■ What is being asked
In the copy, keep every record exact and leave out all images.

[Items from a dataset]
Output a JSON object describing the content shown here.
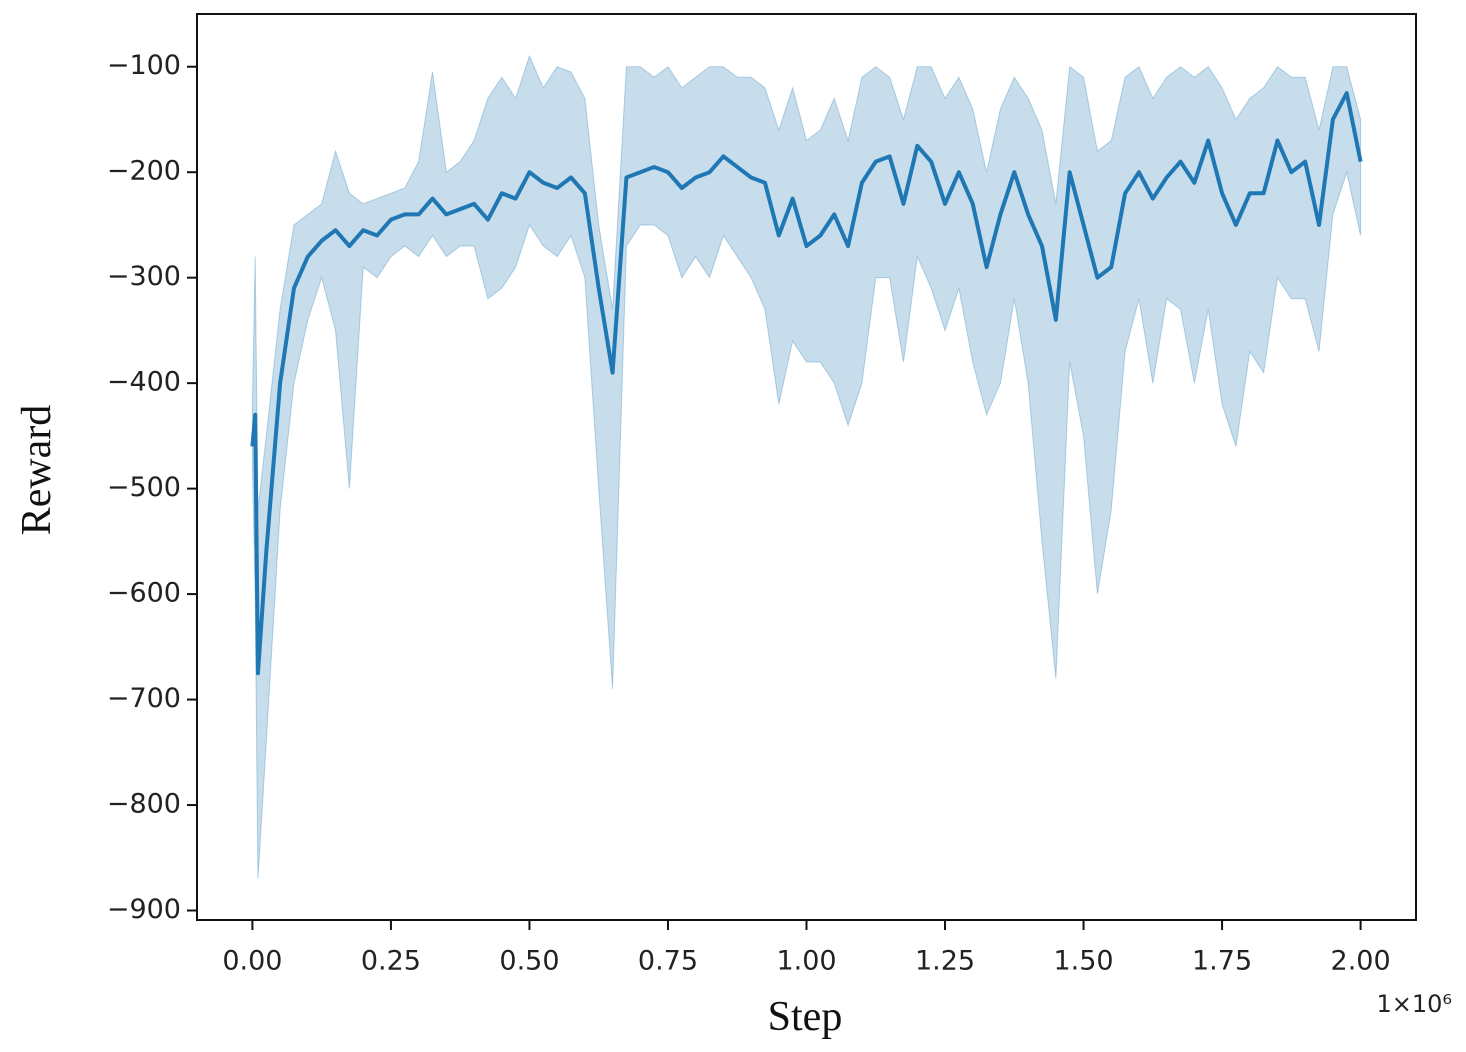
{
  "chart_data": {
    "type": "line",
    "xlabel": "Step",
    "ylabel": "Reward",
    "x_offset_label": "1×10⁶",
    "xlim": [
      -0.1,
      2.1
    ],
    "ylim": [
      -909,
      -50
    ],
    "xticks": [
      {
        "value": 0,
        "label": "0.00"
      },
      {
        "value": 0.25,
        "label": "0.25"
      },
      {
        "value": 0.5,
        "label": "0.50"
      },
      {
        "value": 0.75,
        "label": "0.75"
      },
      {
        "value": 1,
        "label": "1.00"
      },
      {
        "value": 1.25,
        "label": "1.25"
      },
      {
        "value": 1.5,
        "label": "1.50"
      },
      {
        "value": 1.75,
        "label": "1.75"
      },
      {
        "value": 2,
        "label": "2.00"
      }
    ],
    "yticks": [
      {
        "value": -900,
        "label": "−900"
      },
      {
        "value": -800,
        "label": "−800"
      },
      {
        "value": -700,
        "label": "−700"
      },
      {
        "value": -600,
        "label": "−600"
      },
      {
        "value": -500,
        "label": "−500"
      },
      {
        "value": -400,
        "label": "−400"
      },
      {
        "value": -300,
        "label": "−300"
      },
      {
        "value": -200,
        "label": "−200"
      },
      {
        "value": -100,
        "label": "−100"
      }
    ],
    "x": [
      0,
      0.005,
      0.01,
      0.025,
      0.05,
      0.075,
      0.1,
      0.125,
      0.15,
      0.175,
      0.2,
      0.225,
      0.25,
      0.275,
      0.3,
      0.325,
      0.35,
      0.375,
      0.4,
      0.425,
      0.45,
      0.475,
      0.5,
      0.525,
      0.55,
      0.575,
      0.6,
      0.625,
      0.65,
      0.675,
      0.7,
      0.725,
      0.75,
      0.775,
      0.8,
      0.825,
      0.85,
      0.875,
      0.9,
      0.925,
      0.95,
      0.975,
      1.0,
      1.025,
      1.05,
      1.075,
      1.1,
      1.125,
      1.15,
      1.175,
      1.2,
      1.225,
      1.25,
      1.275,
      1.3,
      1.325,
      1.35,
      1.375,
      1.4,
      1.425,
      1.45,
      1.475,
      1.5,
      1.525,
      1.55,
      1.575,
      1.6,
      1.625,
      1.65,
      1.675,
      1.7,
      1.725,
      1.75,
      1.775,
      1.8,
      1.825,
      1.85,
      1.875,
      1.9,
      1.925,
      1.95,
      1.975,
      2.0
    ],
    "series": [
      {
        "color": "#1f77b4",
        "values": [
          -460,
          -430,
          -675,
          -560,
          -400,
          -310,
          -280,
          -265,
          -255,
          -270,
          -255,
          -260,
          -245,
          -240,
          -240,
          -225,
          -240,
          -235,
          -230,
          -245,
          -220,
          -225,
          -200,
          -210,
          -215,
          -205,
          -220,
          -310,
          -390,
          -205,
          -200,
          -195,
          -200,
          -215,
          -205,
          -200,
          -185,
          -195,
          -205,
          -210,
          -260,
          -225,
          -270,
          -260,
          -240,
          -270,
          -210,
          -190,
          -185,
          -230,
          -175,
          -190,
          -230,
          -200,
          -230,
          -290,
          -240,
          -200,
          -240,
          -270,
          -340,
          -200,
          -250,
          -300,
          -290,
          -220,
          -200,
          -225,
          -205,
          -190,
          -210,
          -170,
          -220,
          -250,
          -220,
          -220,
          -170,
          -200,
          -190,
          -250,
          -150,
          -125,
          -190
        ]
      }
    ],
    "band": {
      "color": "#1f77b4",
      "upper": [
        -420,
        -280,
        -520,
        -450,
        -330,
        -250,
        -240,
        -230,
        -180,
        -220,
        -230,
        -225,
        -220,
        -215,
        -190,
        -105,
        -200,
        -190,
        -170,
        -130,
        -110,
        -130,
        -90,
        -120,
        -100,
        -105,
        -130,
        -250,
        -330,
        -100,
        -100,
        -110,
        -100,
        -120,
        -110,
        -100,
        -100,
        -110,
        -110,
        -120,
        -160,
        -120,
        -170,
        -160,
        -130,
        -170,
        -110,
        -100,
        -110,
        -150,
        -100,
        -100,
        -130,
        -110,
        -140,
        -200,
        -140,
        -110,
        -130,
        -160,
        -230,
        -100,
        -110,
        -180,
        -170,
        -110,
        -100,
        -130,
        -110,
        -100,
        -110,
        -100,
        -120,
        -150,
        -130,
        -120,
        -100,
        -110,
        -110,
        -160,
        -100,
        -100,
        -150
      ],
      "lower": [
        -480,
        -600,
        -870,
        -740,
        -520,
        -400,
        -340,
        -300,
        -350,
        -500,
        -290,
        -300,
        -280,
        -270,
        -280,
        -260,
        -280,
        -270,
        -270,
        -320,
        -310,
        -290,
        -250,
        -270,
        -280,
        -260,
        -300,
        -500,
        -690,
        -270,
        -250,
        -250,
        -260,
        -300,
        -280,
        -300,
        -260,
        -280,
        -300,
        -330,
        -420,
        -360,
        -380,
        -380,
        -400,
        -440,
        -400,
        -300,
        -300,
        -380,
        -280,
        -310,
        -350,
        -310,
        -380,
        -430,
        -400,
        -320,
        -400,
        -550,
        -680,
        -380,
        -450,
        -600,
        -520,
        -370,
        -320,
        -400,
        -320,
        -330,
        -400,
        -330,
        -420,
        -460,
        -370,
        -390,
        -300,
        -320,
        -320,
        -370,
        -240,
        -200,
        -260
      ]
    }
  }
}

■ Answer for this exercise
Output a JSON object describing the content shown here.
{
  "chart_data": {
    "type": "line",
    "xlabel": "Step",
    "ylabel": "Reward",
    "x_offset_label": "1×10⁶",
    "xlim": [
      -0.1,
      2.1
    ],
    "ylim": [
      -909,
      -50
    ],
    "xticks": [
      {
        "value": 0,
        "label": "0.00"
      },
      {
        "value": 0.25,
        "label": "0.25"
      },
      {
        "value": 0.5,
        "label": "0.50"
      },
      {
        "value": 0.75,
        "label": "0.75"
      },
      {
        "value": 1,
        "label": "1.00"
      },
      {
        "value": 1.25,
        "label": "1.25"
      },
      {
        "value": 1.5,
        "label": "1.50"
      },
      {
        "value": 1.75,
        "label": "1.75"
      },
      {
        "value": 2,
        "label": "2.00"
      }
    ],
    "yticks": [
      {
        "value": -900,
        "label": "−900"
      },
      {
        "value": -800,
        "label": "−800"
      },
      {
        "value": -700,
        "label": "−700"
      },
      {
        "value": -600,
        "label": "−600"
      },
      {
        "value": -500,
        "label": "−500"
      },
      {
        "value": -400,
        "label": "−400"
      },
      {
        "value": -300,
        "label": "−300"
      },
      {
        "value": -200,
        "label": "−200"
      },
      {
        "value": -100,
        "label": "−100"
      }
    ],
    "x": [
      0,
      0.005,
      0.01,
      0.025,
      0.05,
      0.075,
      0.1,
      0.125,
      0.15,
      0.175,
      0.2,
      0.225,
      0.25,
      0.275,
      0.3,
      0.325,
      0.35,
      0.375,
      0.4,
      0.425,
      0.45,
      0.475,
      0.5,
      0.525,
      0.55,
      0.575,
      0.6,
      0.625,
      0.65,
      0.675,
      0.7,
      0.725,
      0.75,
      0.775,
      0.8,
      0.825,
      0.85,
      0.875,
      0.9,
      0.925,
      0.95,
      0.975,
      1.0,
      1.025,
      1.05,
      1.075,
      1.1,
      1.125,
      1.15,
      1.175,
      1.2,
      1.225,
      1.25,
      1.275,
      1.3,
      1.325,
      1.35,
      1.375,
      1.4,
      1.425,
      1.45,
      1.475,
      1.5,
      1.525,
      1.55,
      1.575,
      1.6,
      1.625,
      1.65,
      1.675,
      1.7,
      1.725,
      1.75,
      1.775,
      1.8,
      1.825,
      1.85,
      1.875,
      1.9,
      1.925,
      1.95,
      1.975,
      2.0
    ],
    "series": [
      {
        "color": "#1f77b4",
        "values": [
          -460,
          -430,
          -675,
          -560,
          -400,
          -310,
          -280,
          -265,
          -255,
          -270,
          -255,
          -260,
          -245,
          -240,
          -240,
          -225,
          -240,
          -235,
          -230,
          -245,
          -220,
          -225,
          -200,
          -210,
          -215,
          -205,
          -220,
          -310,
          -390,
          -205,
          -200,
          -195,
          -200,
          -215,
          -205,
          -200,
          -185,
          -195,
          -205,
          -210,
          -260,
          -225,
          -270,
          -260,
          -240,
          -270,
          -210,
          -190,
          -185,
          -230,
          -175,
          -190,
          -230,
          -200,
          -230,
          -290,
          -240,
          -200,
          -240,
          -270,
          -340,
          -200,
          -250,
          -300,
          -290,
          -220,
          -200,
          -225,
          -205,
          -190,
          -210,
          -170,
          -220,
          -250,
          -220,
          -220,
          -170,
          -200,
          -190,
          -250,
          -150,
          -125,
          -190
        ]
      }
    ],
    "band": {
      "color": "#1f77b4",
      "upper": [
        -420,
        -280,
        -520,
        -450,
        -330,
        -250,
        -240,
        -230,
        -180,
        -220,
        -230,
        -225,
        -220,
        -215,
        -190,
        -105,
        -200,
        -190,
        -170,
        -130,
        -110,
        -130,
        -90,
        -120,
        -100,
        -105,
        -130,
        -250,
        -330,
        -100,
        -100,
        -110,
        -100,
        -120,
        -110,
        -100,
        -100,
        -110,
        -110,
        -120,
        -160,
        -120,
        -170,
        -160,
        -130,
        -170,
        -110,
        -100,
        -110,
        -150,
        -100,
        -100,
        -130,
        -110,
        -140,
        -200,
        -140,
        -110,
        -130,
        -160,
        -230,
        -100,
        -110,
        -180,
        -170,
        -110,
        -100,
        -130,
        -110,
        -100,
        -110,
        -100,
        -120,
        -150,
        -130,
        -120,
        -100,
        -110,
        -110,
        -160,
        -100,
        -100,
        -150
      ],
      "lower": [
        -480,
        -600,
        -870,
        -740,
        -520,
        -400,
        -340,
        -300,
        -350,
        -500,
        -290,
        -300,
        -280,
        -270,
        -280,
        -260,
        -280,
        -270,
        -270,
        -320,
        -310,
        -290,
        -250,
        -270,
        -280,
        -260,
        -300,
        -500,
        -690,
        -270,
        -250,
        -250,
        -260,
        -300,
        -280,
        -300,
        -260,
        -280,
        -300,
        -330,
        -420,
        -360,
        -380,
        -380,
        -400,
        -440,
        -400,
        -300,
        -300,
        -380,
        -280,
        -310,
        -350,
        -310,
        -380,
        -430,
        -400,
        -320,
        -400,
        -550,
        -680,
        -380,
        -450,
        -600,
        -520,
        -370,
        -320,
        -400,
        -320,
        -330,
        -400,
        -330,
        -420,
        -460,
        -370,
        -390,
        -300,
        -320,
        -320,
        -370,
        -240,
        -200,
        -260
      ]
    }
  }
}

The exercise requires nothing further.